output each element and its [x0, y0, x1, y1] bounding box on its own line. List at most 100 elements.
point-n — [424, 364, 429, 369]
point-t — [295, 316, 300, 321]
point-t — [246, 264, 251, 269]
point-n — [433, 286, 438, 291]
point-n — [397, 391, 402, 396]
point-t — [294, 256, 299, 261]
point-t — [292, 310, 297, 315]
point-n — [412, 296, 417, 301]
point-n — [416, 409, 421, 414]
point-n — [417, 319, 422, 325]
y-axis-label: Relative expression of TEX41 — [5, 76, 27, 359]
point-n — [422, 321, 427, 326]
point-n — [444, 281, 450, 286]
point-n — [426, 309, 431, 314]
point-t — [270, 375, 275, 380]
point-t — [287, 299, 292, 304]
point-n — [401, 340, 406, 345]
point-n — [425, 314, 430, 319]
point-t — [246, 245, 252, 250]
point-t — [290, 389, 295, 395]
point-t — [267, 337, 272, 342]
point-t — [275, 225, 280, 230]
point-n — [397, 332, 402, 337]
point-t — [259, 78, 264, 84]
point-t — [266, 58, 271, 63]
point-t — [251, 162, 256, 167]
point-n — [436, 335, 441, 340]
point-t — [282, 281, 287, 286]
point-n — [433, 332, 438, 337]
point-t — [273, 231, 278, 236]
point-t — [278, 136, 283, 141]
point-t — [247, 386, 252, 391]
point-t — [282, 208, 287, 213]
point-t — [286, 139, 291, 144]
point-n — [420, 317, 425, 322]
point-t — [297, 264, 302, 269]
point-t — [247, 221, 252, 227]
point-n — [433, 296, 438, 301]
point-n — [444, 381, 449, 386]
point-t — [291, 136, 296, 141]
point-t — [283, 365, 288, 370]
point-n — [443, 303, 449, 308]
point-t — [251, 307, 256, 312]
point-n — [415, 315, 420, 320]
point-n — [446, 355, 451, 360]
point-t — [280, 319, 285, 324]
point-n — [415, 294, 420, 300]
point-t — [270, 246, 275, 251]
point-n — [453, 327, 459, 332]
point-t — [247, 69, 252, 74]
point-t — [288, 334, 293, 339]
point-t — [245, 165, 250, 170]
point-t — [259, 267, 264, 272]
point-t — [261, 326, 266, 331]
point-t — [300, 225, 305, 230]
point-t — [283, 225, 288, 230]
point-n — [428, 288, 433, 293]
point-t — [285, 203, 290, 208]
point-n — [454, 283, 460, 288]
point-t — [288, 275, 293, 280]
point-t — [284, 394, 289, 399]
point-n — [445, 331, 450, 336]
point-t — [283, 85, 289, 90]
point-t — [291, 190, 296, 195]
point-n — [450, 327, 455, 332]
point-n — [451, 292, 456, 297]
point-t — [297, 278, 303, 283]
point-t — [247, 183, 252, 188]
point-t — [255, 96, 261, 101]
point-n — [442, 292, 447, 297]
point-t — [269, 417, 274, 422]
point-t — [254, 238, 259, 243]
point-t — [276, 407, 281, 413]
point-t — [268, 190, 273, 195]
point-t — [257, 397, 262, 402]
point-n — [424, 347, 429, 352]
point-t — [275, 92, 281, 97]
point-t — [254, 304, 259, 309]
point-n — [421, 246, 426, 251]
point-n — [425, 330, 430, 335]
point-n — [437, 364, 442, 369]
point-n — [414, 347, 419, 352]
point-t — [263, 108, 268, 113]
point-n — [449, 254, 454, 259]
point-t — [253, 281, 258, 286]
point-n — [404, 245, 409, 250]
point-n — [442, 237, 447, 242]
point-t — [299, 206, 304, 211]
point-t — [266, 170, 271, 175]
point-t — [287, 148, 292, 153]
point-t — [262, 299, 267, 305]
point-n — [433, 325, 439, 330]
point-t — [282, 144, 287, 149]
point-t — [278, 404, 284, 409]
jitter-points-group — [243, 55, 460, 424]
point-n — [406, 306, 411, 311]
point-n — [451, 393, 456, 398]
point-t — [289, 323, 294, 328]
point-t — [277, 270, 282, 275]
━━━
◆ **Work to do**: Copy the rows above without changes, from the first one through the line that contains "point-t — [278, 136, 283, 141]", with both ends included.

◆ **Task solution**:
output each element and its [x0, y0, x1, y1] bounding box on its own line. List at most 100 elements.
point-n — [424, 364, 429, 369]
point-t — [295, 316, 300, 321]
point-t — [246, 264, 251, 269]
point-n — [433, 286, 438, 291]
point-n — [397, 391, 402, 396]
point-t — [294, 256, 299, 261]
point-t — [292, 310, 297, 315]
point-n — [412, 296, 417, 301]
point-n — [416, 409, 421, 414]
point-n — [417, 319, 422, 325]
y-axis-label: Relative expression of TEX41 — [5, 76, 27, 359]
point-n — [422, 321, 427, 326]
point-n — [444, 281, 450, 286]
point-n — [426, 309, 431, 314]
point-t — [270, 375, 275, 380]
point-t — [287, 299, 292, 304]
point-n — [401, 340, 406, 345]
point-n — [425, 314, 430, 319]
point-t — [246, 245, 252, 250]
point-t — [290, 389, 295, 395]
point-t — [267, 337, 272, 342]
point-t — [275, 225, 280, 230]
point-n — [397, 332, 402, 337]
point-t — [259, 78, 264, 84]
point-t — [266, 58, 271, 63]
point-t — [251, 162, 256, 167]
point-n — [436, 335, 441, 340]
point-t — [282, 281, 287, 286]
point-n — [433, 332, 438, 337]
point-t — [273, 231, 278, 236]
point-t — [278, 136, 283, 141]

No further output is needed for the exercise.